» **WHAT YOU HAVE TO DO**
Output every entry exactly as written, but omit the pictures.

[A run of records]

==*==

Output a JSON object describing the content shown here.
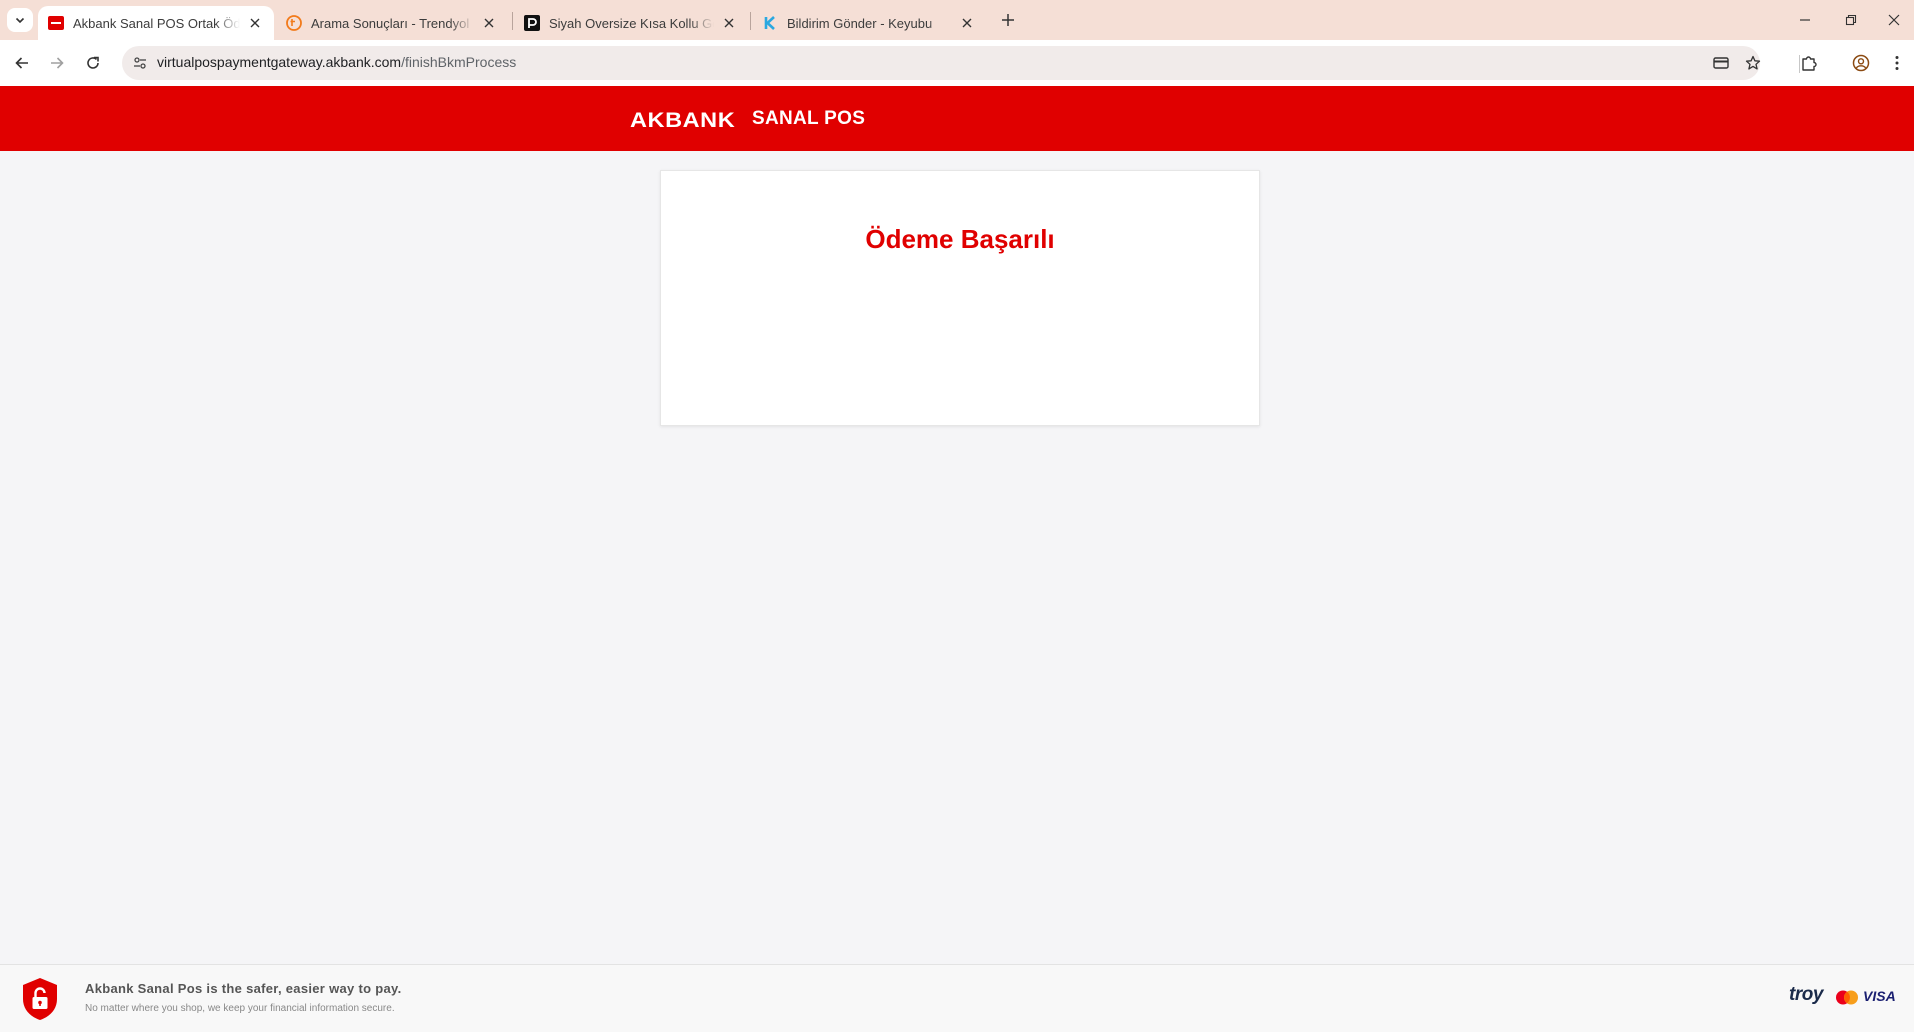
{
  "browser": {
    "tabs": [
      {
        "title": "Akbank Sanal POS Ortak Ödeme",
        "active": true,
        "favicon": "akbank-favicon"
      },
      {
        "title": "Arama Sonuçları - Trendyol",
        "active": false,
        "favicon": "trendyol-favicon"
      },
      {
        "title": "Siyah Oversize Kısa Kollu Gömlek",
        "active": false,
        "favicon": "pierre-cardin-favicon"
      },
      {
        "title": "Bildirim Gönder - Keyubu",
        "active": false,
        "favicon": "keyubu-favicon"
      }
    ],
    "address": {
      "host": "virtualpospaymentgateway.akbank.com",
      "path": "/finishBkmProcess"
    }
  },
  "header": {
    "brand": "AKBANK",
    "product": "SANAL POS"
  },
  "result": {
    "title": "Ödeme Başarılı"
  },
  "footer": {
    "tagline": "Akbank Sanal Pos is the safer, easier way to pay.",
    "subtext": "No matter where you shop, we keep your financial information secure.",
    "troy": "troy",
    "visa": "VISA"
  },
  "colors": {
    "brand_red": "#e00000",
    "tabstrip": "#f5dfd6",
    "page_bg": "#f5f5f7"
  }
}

==*==

» **SOLUTION FOR THIS PROBLEM**
Output a JSON object describing the content shown here.
{
  "browser": {
    "tabs": [
      {
        "title": "Akbank Sanal POS Ortak Ödeme",
        "active": true,
        "favicon": "akbank-favicon"
      },
      {
        "title": "Arama Sonuçları - Trendyol",
        "active": false,
        "favicon": "trendyol-favicon"
      },
      {
        "title": "Siyah Oversize Kısa Kollu Gömlek",
        "active": false,
        "favicon": "pierre-cardin-favicon"
      },
      {
        "title": "Bildirim Gönder - Keyubu",
        "active": false,
        "favicon": "keyubu-favicon"
      }
    ],
    "address": {
      "host": "virtualpospaymentgateway.akbank.com",
      "path": "/finishBkmProcess"
    }
  },
  "header": {
    "brand": "AKBANK",
    "product": "SANAL POS"
  },
  "result": {
    "title": "Ödeme Başarılı"
  },
  "footer": {
    "tagline": "Akbank Sanal Pos is the safer, easier way to pay.",
    "subtext": "No matter where you shop, we keep your financial information secure.",
    "troy": "troy",
    "visa": "VISA"
  },
  "colors": {
    "brand_red": "#e00000",
    "tabstrip": "#f5dfd6",
    "page_bg": "#f5f5f7"
  }
}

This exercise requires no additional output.